Task to complete
Select the lines below containing the word "perdamaian".

Raw data
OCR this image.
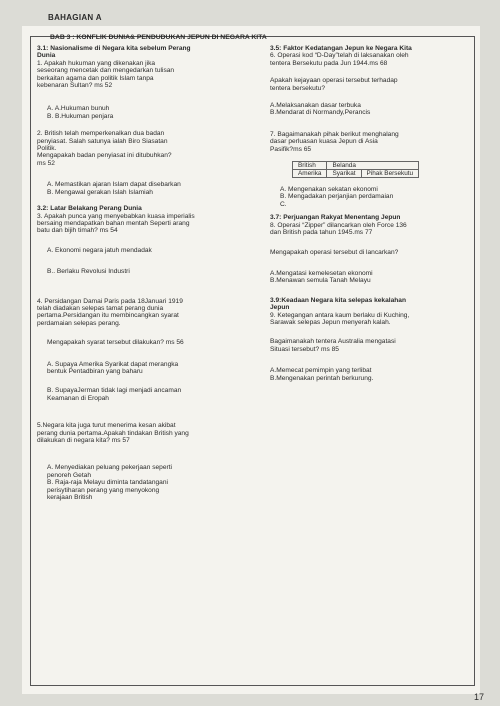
BAHAGIAN A
BAB 3 : KONFLIK DUNIA& PENDUDUKAN JEPUN DI NEGARA KITA
3.1: Nasionalisme di Negara kita sebelum Perang
Dunia
1. Apakah hukuman yang dikenakan jika
seseorang mencetak dan mengedarkan tulisan
berkaitan agama dan politik Islam tanpa
kebenaran Sultan? ms 52
A. A.Hukuman bunuh
B. B.Hukuman penjara
2. British telah memperkenalkan dua badan
penyiasat. Salah satunya ialah Biro Siasatan
Politik.
Mengapakah badan penyiasat ini ditubuhkan?
ms 52
A. Memastikan ajaran Islam dapat disebarkan
B. Mengawal gerakan Islah Islamiah
3.2: Latar Belakang Perang Dunia
3. Apakah punca yang menyebabkan kuasa imperialis
bersaing mendapatkan bahan mentah Seperti arang
batu dan bijih timah? ms 54
A. Ekonomi negara jatuh mendadak
B.. Berlaku Revolusi Industri
4. Persidangan Damai Paris pada 18Januari 1919
telah diadakan selepas tamat perang dunia
pertama.Persidangan itu membincangkan syarat
perdamaian selepas perang.
Mengapakah syarat tersebut dilakukan? ms 56
A. Supaya Amerika Syarikat dapat merangka
bentuk Pentadbiran yang baharu
B. SupayaJerman tidak lagi menjadi ancaman
Keamanan di Eropah
5.Negara kita juga turut menerima kesan akibat
perang dunia pertama.Apakah tindakan British yang
dilakukan di negara kita? ms 57
A. Menyediakan peluang pekerjaan seperti
penoreh Getah
B. Raja-raja Melayu diminta tandatangani
perisytiharan perang yang menyokong
kerajaan British
3.5: Faktor Kedatangan Jepun ke Negara Kita
6. Operasi kod “D-Day”telah di laksanakan oleh
tentera Bersekutu pada Jun 1944.ms 68
Apakah kejayaan operasi tersebut terhadap
tentera bersekutu?
A.Melaksanakan dasar terbuka
B.Mendarat di Normandy,Perancis
7. Bagaimanakah pihak berikut menghalang
dasar perluasan kuasa Jepun di Asia
Pasifik?ms 65
British	Belanda	
Amerika	Syarikat	Pihak Bersekutu
A. Mengenakan sekatan ekonomi
B. Mengadakan perjanjian perdamaian
C.
3.7: Perjuangan Rakyat Menentang Jepun
8. Operasi “Zipper” dilancarkan oleh Force 136
dan British pada tahun 1945.ms 77
Mengapakah operasi tersebut di lancarkan?
A.Mengatasi kemelesetan ekonomi
B.Menawan semula Tanah Melayu
3.9:Keadaan Negara kita selepas kekalahan
Jepun
9. Ketegangan antara kaum berlaku di Kuching,
Sarawak selepas Jepun menyerah kalah.
Bagaimanakah tentera Australia mengatasi
Situasi tersebut? ms 85
A.Memecat pemimpin yang terlibat
B.Mengenakan perintah berkurung.
17
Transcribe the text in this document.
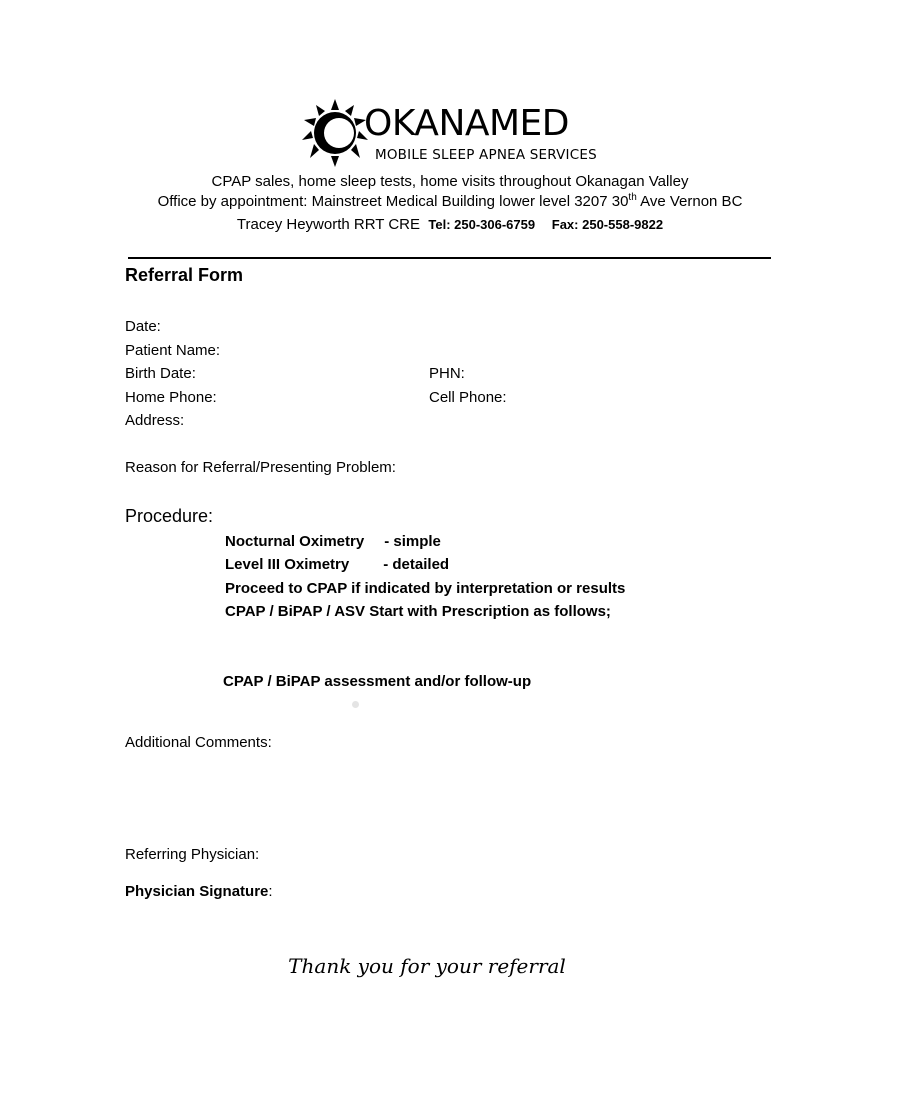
OKANAMED
MOBILE SLEEP APNEA SERVICES
CPAP sales, home sleep tests, home visits throughout Okanagan Valley
Office by appointment: Mainstreet Medical Building lower level 3207 30th Ave Vernon BC
Tracey Heyworth RRT CRE Tel: 250-306-6759 Fax: 250-558-9822
Referral Form
Date:
Patient Name:
Birth Date:	PHN:
Home Phone:	Cell Phone:
Address:
Reason for Referral/Presenting Problem:
Procedure:
Nocturnal Oximetry - simple
Level III Oximetry - detailed
Proceed to CPAP if indicated by interpretation or results
CPAP / BiPAP / ASV Start with Prescription as follows;
CPAP / BiPAP assessment and/or follow-up
Additional Comments:
Referring Physician:
Physician Signature:
Thank you for your referral
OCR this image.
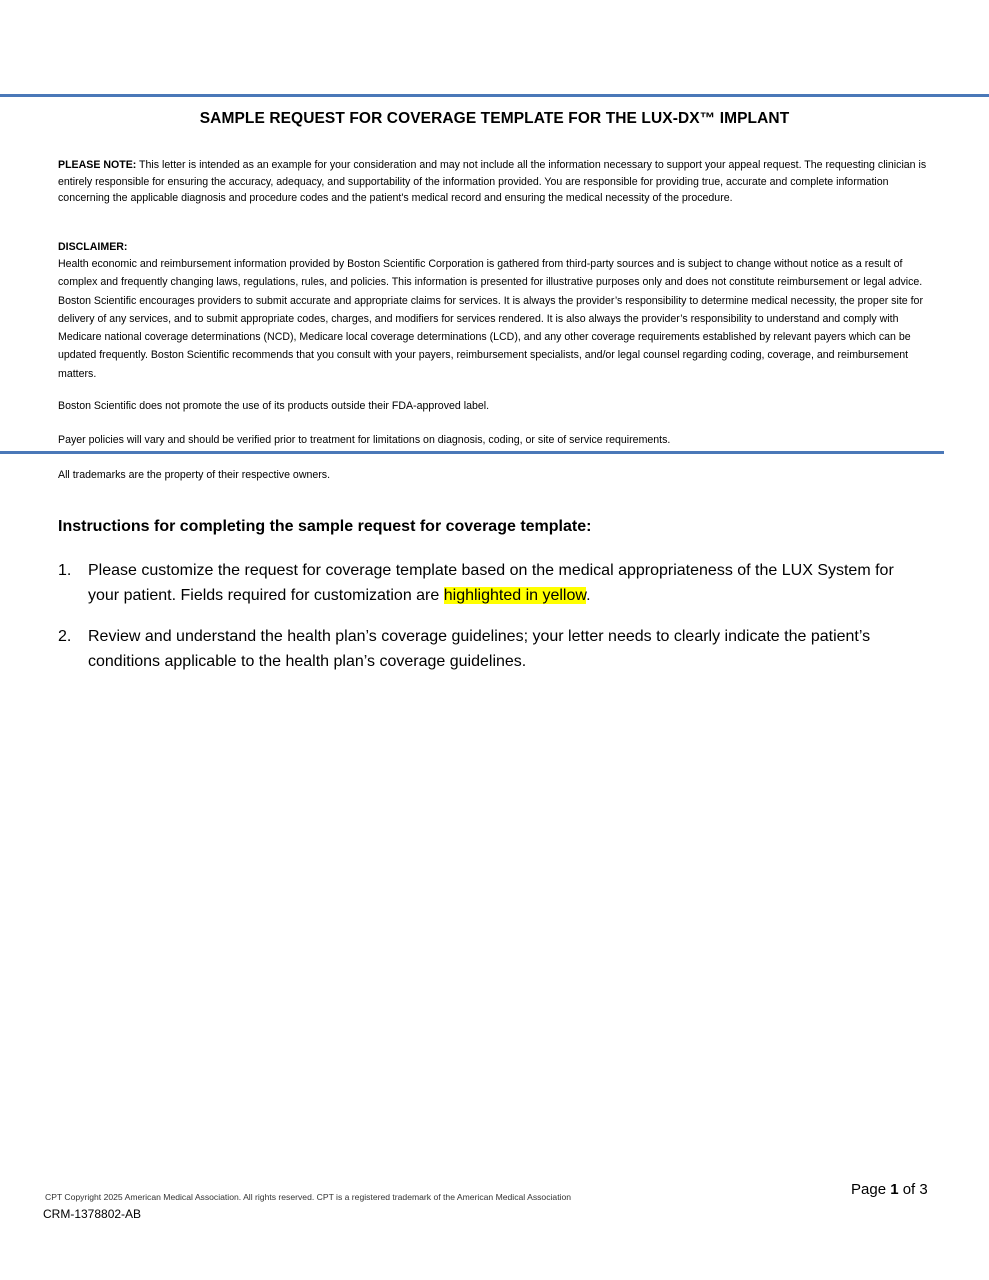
SAMPLE REQUEST FOR COVERAGE TEMPLATE FOR THE LUX-DX™ IMPLANT
PLEASE NOTE: This letter is intended as an example for your consideration and may not include all the information necessary to support your appeal request. The requesting clinician is entirely responsible for ensuring the accuracy, adequacy, and supportability of the information provided. You are responsible for providing true, accurate and complete information concerning the applicable diagnosis and procedure codes and the patient's medical record and ensuring the medical necessity of the procedure.
DISCLAIMER:
Health economic and reimbursement information provided by Boston Scientific Corporation is gathered from third-party sources and is subject to change without notice as a result of complex and frequently changing laws, regulations, rules, and policies. This information is presented for illustrative purposes only and does not constitute reimbursement or legal advice. Boston Scientific encourages providers to submit accurate and appropriate claims for services. It is always the provider’s responsibility to determine medical necessity, the proper site for delivery of any services, and to submit appropriate codes, charges, and modifiers for services rendered. It is also always the provider’s responsibility to understand and comply with Medicare national coverage determinations (NCD), Medicare local coverage determinations (LCD), and any other coverage requirements established by relevant payers which can be updated frequently. Boston Scientific recommends that you consult with your payers, reimbursement specialists, and/or legal counsel regarding coding, coverage, and reimbursement matters.
Boston Scientific does not promote the use of its products outside their FDA-approved label.
Payer policies will vary and should be verified prior to treatment for limitations on diagnosis, coding, or site of service requirements.
All trademarks are the property of their respective owners.
Instructions for completing the sample request for coverage template:
1. Please customize the request for coverage template based on the medical appropriateness of the LUX System for your patient. Fields required for customization are highlighted in yellow.
2. Review and understand the health plan’s coverage guidelines; your letter needs to clearly indicate the patient’s conditions applicable to the health plan’s coverage guidelines.
CPT Copyright 2025 American Medical Association. All rights reserved. CPT is a registered trademark of the American Medical Association
CRM-1378802-AB
Page 1 of 3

Exercise solution
perdamaian selepas perang.
B. Mengadakan perjanjian perdamaian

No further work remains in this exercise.